Collected data —
_ _ _ _ _ _ _

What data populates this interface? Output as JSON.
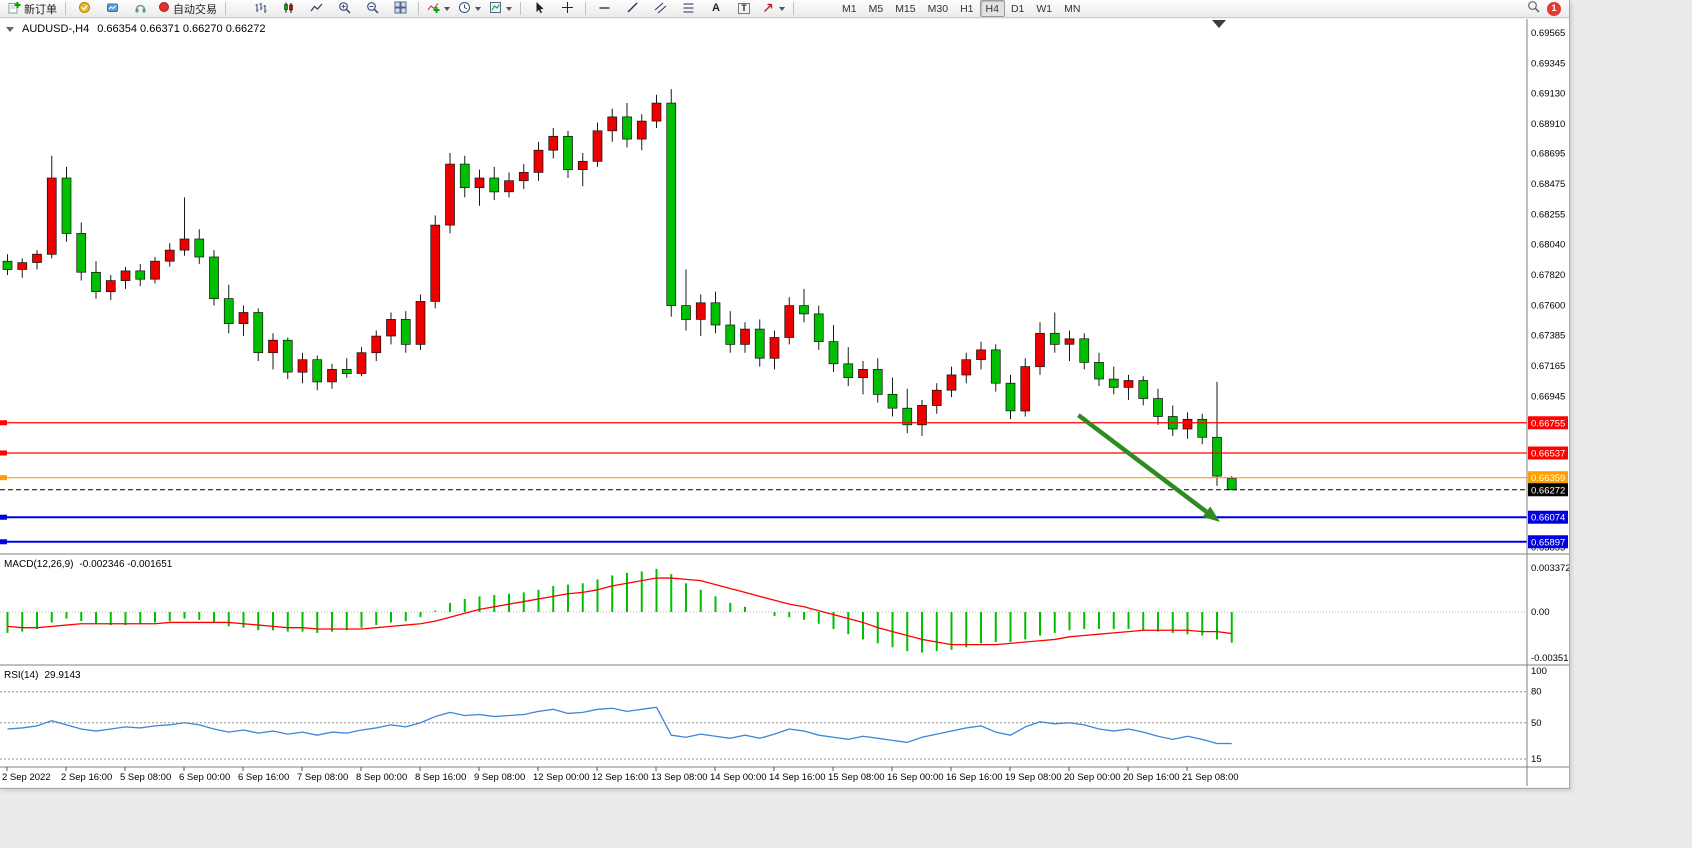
{
  "toolbar": {
    "new_order": "新订单",
    "autotrading": "自动交易",
    "timeframes": [
      "M1",
      "M5",
      "M15",
      "M30",
      "H1",
      "H4",
      "D1",
      "W1",
      "MN"
    ],
    "active_timeframe": "H4",
    "notification_badge": "1"
  },
  "chart": {
    "title": {
      "symbol_period": "AUDUSD-,H4",
      "ohlc": "0.66354 0.66371 0.66270 0.66272"
    },
    "colors": {
      "up": "#EE0000",
      "down": "#00BF00",
      "wick": "#1a1a1a",
      "macd_histogram": "#00BF00",
      "macd_signal": "#FF0000",
      "rsi": "#3E86D8",
      "arrow": "#2E8B22"
    },
    "price_axis": [
      "0.69565",
      "0.69345",
      "0.69130",
      "0.68910",
      "0.68695",
      "0.68475",
      "0.68255",
      "0.68040",
      "0.67820",
      "0.67600",
      "0.67385",
      "0.67165",
      "0.66945",
      "0.65855"
    ],
    "time_axis": [
      "2 Sep 2022",
      "2 Sep 16:00",
      "5 Sep 08:00",
      "6 Sep 00:00",
      "6 Sep 16:00",
      "7 Sep 08:00",
      "8 Sep 00:00",
      "8 Sep 16:00",
      "9 Sep 08:00",
      "12 Sep 00:00",
      "12 Sep 16:00",
      "13 Sep 08:00",
      "14 Sep 00:00",
      "14 Sep 16:00",
      "15 Sep 08:00",
      "16 Sep 00:00",
      "16 Sep 16:00",
      "19 Sep 08:00",
      "20 Sep 00:00",
      "20 Sep 16:00",
      "21 Sep 08:00"
    ],
    "lines": [
      {
        "label": "0.66755",
        "value": 0.66755,
        "color": "#FF0000",
        "width": 1.2,
        "handle": true,
        "dashed": false
      },
      {
        "label": "0.66537",
        "value": 0.66537,
        "color": "#FF0000",
        "width": 1.2,
        "handle": true,
        "dashed": false
      },
      {
        "label": "0.66359",
        "value": 0.66359,
        "color": "#FFA000",
        "width": 1.2,
        "handle": true,
        "dashed": false
      },
      {
        "label": "0.66272",
        "value": 0.66272,
        "color": "#000000",
        "width": 1,
        "handle": false,
        "dashed": true
      },
      {
        "label": "0.66074",
        "value": 0.66074,
        "color": "#0000E0",
        "width": 2,
        "handle": true,
        "dashed": false
      },
      {
        "label": "0.65897",
        "value": 0.65897,
        "color": "#0000E0",
        "width": 2,
        "handle": true,
        "dashed": false
      }
    ],
    "arrow": {
      "from": {
        "index": 72.6,
        "price": 0.6681
      },
      "to": {
        "index": 82.2,
        "price": 0.6604
      },
      "color": "#2E8B22"
    }
  },
  "macd": {
    "label": "MACD(12,26,9)",
    "values_text": "-0.002346 -0.001651",
    "axis": [
      "0.003372",
      "0.00",
      "-0.003519"
    ]
  },
  "rsi": {
    "label": "RSI(14)",
    "value_text": "29.9143",
    "axis": [
      "100",
      "80",
      "50",
      "15"
    ],
    "levels": [
      80,
      50,
      15
    ]
  },
  "chart_data": {
    "type": "candlestick",
    "symbol": "AUDUSD-",
    "timeframe": "H4",
    "price_range_visible": [
      0.65816,
      0.69666
    ],
    "candles": [
      [
        0.6792,
        0.6797,
        0.6782,
        0.6786
      ],
      [
        0.6786,
        0.6794,
        0.678,
        0.6791
      ],
      [
        0.6791,
        0.68,
        0.6786,
        0.6797
      ],
      [
        0.6797,
        0.6868,
        0.6794,
        0.6852
      ],
      [
        0.6852,
        0.686,
        0.6806,
        0.6812
      ],
      [
        0.6812,
        0.682,
        0.6778,
        0.6784
      ],
      [
        0.6784,
        0.6792,
        0.6765,
        0.677
      ],
      [
        0.677,
        0.6782,
        0.6764,
        0.6778
      ],
      [
        0.6778,
        0.6788,
        0.6772,
        0.6785
      ],
      [
        0.6785,
        0.679,
        0.6774,
        0.6779
      ],
      [
        0.6779,
        0.6795,
        0.6776,
        0.6792
      ],
      [
        0.6792,
        0.6805,
        0.6788,
        0.68
      ],
      [
        0.68,
        0.6838,
        0.6796,
        0.6808
      ],
      [
        0.6808,
        0.6815,
        0.679,
        0.6795
      ],
      [
        0.6795,
        0.68,
        0.676,
        0.6765
      ],
      [
        0.6765,
        0.6775,
        0.674,
        0.6747
      ],
      [
        0.6747,
        0.676,
        0.6738,
        0.6755
      ],
      [
        0.6755,
        0.6758,
        0.672,
        0.6726
      ],
      [
        0.6726,
        0.674,
        0.6714,
        0.6735
      ],
      [
        0.6735,
        0.6737,
        0.6707,
        0.6712
      ],
      [
        0.6712,
        0.6726,
        0.6704,
        0.6721
      ],
      [
        0.6721,
        0.6724,
        0.6699,
        0.6705
      ],
      [
        0.6705,
        0.6718,
        0.67,
        0.6714
      ],
      [
        0.6714,
        0.6722,
        0.6708,
        0.6711
      ],
      [
        0.6711,
        0.673,
        0.6709,
        0.6726
      ],
      [
        0.6726,
        0.6742,
        0.672,
        0.6738
      ],
      [
        0.6738,
        0.6755,
        0.6732,
        0.675
      ],
      [
        0.675,
        0.6756,
        0.6726,
        0.6732
      ],
      [
        0.6732,
        0.6768,
        0.6728,
        0.6763
      ],
      [
        0.6763,
        0.6825,
        0.6758,
        0.6818
      ],
      [
        0.6818,
        0.687,
        0.6812,
        0.6862
      ],
      [
        0.6862,
        0.6868,
        0.6838,
        0.6845
      ],
      [
        0.6845,
        0.6858,
        0.6832,
        0.6852
      ],
      [
        0.6852,
        0.686,
        0.6836,
        0.6842
      ],
      [
        0.6842,
        0.6856,
        0.6838,
        0.685
      ],
      [
        0.685,
        0.6862,
        0.6844,
        0.6856
      ],
      [
        0.6856,
        0.6878,
        0.685,
        0.6872
      ],
      [
        0.6872,
        0.6888,
        0.6866,
        0.6882
      ],
      [
        0.6882,
        0.6886,
        0.6852,
        0.6858
      ],
      [
        0.6858,
        0.687,
        0.6846,
        0.6864
      ],
      [
        0.6864,
        0.6892,
        0.686,
        0.6886
      ],
      [
        0.6886,
        0.6902,
        0.6878,
        0.6896
      ],
      [
        0.6896,
        0.6906,
        0.6874,
        0.688
      ],
      [
        0.688,
        0.6898,
        0.6872,
        0.6893
      ],
      [
        0.6893,
        0.6912,
        0.6888,
        0.6906
      ],
      [
        0.6906,
        0.6916,
        0.6752,
        0.676
      ],
      [
        0.676,
        0.6786,
        0.6742,
        0.675
      ],
      [
        0.675,
        0.6768,
        0.6738,
        0.6762
      ],
      [
        0.6762,
        0.677,
        0.674,
        0.6746
      ],
      [
        0.6746,
        0.6756,
        0.6726,
        0.6732
      ],
      [
        0.6732,
        0.6748,
        0.6726,
        0.6743
      ],
      [
        0.6743,
        0.675,
        0.6716,
        0.6722
      ],
      [
        0.6722,
        0.6742,
        0.6714,
        0.6737
      ],
      [
        0.6737,
        0.6766,
        0.6732,
        0.676
      ],
      [
        0.676,
        0.6772,
        0.6748,
        0.6754
      ],
      [
        0.6754,
        0.676,
        0.6728,
        0.6734
      ],
      [
        0.6734,
        0.6746,
        0.6712,
        0.6718
      ],
      [
        0.6718,
        0.673,
        0.6702,
        0.6708
      ],
      [
        0.6708,
        0.672,
        0.6696,
        0.6714
      ],
      [
        0.6714,
        0.6722,
        0.669,
        0.6696
      ],
      [
        0.6696,
        0.6708,
        0.668,
        0.6686
      ],
      [
        0.6686,
        0.67,
        0.6668,
        0.6674
      ],
      [
        0.6674,
        0.6692,
        0.6666,
        0.6688
      ],
      [
        0.6688,
        0.6704,
        0.6682,
        0.6699
      ],
      [
        0.6699,
        0.6716,
        0.6694,
        0.671
      ],
      [
        0.671,
        0.6726,
        0.6704,
        0.6721
      ],
      [
        0.6721,
        0.6734,
        0.6714,
        0.6728
      ],
      [
        0.6728,
        0.6732,
        0.6698,
        0.6704
      ],
      [
        0.6704,
        0.671,
        0.6678,
        0.6684
      ],
      [
        0.6684,
        0.6722,
        0.668,
        0.6716
      ],
      [
        0.6716,
        0.6748,
        0.671,
        0.674
      ],
      [
        0.674,
        0.6755,
        0.6726,
        0.6732
      ],
      [
        0.6732,
        0.6742,
        0.672,
        0.6736
      ],
      [
        0.6736,
        0.674,
        0.6714,
        0.6719
      ],
      [
        0.6719,
        0.6726,
        0.6702,
        0.6707
      ],
      [
        0.6707,
        0.6716,
        0.6696,
        0.6701
      ],
      [
        0.6701,
        0.671,
        0.6692,
        0.6706
      ],
      [
        0.6706,
        0.6709,
        0.6688,
        0.6693
      ],
      [
        0.6693,
        0.67,
        0.6674,
        0.668
      ],
      [
        0.668,
        0.6688,
        0.6666,
        0.6671
      ],
      [
        0.6671,
        0.6683,
        0.6664,
        0.6678
      ],
      [
        0.6678,
        0.6682,
        0.666,
        0.6665
      ],
      [
        0.6665,
        0.6705,
        0.663,
        0.6637
      ],
      [
        0.66354,
        0.66371,
        0.6627,
        0.66272
      ]
    ],
    "macd_histogram": [
      -0.0016,
      -0.0015,
      -0.0013,
      -0.0008,
      -0.0005,
      -0.0007,
      -0.0009,
      -0.001,
      -0.001,
      -0.0009,
      -0.0008,
      -0.0007,
      -0.0005,
      -0.0006,
      -0.0008,
      -0.0011,
      -0.0012,
      -0.0014,
      -0.0014,
      -0.0015,
      -0.0015,
      -0.0016,
      -0.0015,
      -0.0014,
      -0.0012,
      -0.001,
      -0.0008,
      -0.0007,
      -0.0004,
      0.0001,
      0.0007,
      0.001,
      0.0012,
      0.0013,
      0.0014,
      0.0015,
      0.0017,
      0.002,
      0.0021,
      0.0022,
      0.0025,
      0.0028,
      0.003,
      0.0031,
      0.0033,
      0.0029,
      0.0022,
      0.0017,
      0.0012,
      0.0007,
      0.0004,
      0,
      -0.0003,
      -0.0004,
      -0.0006,
      -0.0009,
      -0.0013,
      -0.0017,
      -0.0021,
      -0.0024,
      -0.0027,
      -0.003,
      -0.0031,
      -0.003,
      -0.0029,
      -0.0027,
      -0.0024,
      -0.0023,
      -0.0023,
      -0.0021,
      -0.0018,
      -0.0016,
      -0.0014,
      -0.0013,
      -0.0013,
      -0.0013,
      -0.0013,
      -0.0014,
      -0.0015,
      -0.0016,
      -0.0017,
      -0.0018,
      -0.0021,
      -0.002346
    ],
    "macd_signal": [
      -0.0011,
      -0.0012,
      -0.0012,
      -0.0011,
      -0.001,
      -0.0009,
      -0.0009,
      -0.0009,
      -0.0009,
      -0.0009,
      -0.0009,
      -0.0008,
      -0.0008,
      -0.0008,
      -0.0008,
      -0.0008,
      -0.0009,
      -0.001,
      -0.0011,
      -0.0012,
      -0.0012,
      -0.0013,
      -0.0013,
      -0.0013,
      -0.0013,
      -0.0012,
      -0.0011,
      -0.001,
      -0.0009,
      -0.0007,
      -0.0004,
      -0.0001,
      0.0002,
      0.0004,
      0.0006,
      0.0008,
      0.001,
      0.0012,
      0.0014,
      0.0015,
      0.0017,
      0.002,
      0.0022,
      0.0024,
      0.0026,
      0.0026,
      0.0025,
      0.0024,
      0.0021,
      0.0018,
      0.0015,
      0.0012,
      0.0009,
      0.0006,
      0.0004,
      0.0001,
      -0.0002,
      -0.0005,
      -0.0008,
      -0.0012,
      -0.0015,
      -0.0018,
      -0.0021,
      -0.0023,
      -0.0025,
      -0.0025,
      -0.0025,
      -0.0025,
      -0.0024,
      -0.0023,
      -0.0022,
      -0.0021,
      -0.0019,
      -0.0018,
      -0.0017,
      -0.0016,
      -0.0015,
      -0.0014,
      -0.0014,
      -0.0014,
      -0.0014,
      -0.0015,
      -0.0015,
      -0.001651
    ],
    "rsi": [
      44,
      45,
      47,
      52,
      48,
      44,
      42,
      44,
      46,
      45,
      47,
      48,
      50,
      48,
      44,
      41,
      43,
      40,
      42,
      39,
      41,
      38,
      41,
      40,
      43,
      45,
      48,
      46,
      50,
      56,
      60,
      57,
      58,
      56,
      57,
      58,
      61,
      63,
      59,
      60,
      63,
      64,
      61,
      63,
      65,
      38,
      36,
      39,
      37,
      35,
      38,
      35,
      39,
      44,
      42,
      38,
      36,
      34,
      37,
      35,
      33,
      31,
      36,
      39,
      42,
      45,
      47,
      41,
      38,
      46,
      51,
      49,
      50,
      48,
      44,
      42,
      44,
      41,
      37,
      34,
      37,
      34,
      30,
      29.9
    ]
  }
}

_ _ _ _ _ _ _

Copy every line that contains the string "label".

        "label": "0.66755",
        "label": "0.66537",
        "label": "0.66359",
        "label": "0.66272",
        "label": "0.66074",
        "label": "0.65897",
    "label": "MACD(12,26,9)",
    "label": "RSI(14)",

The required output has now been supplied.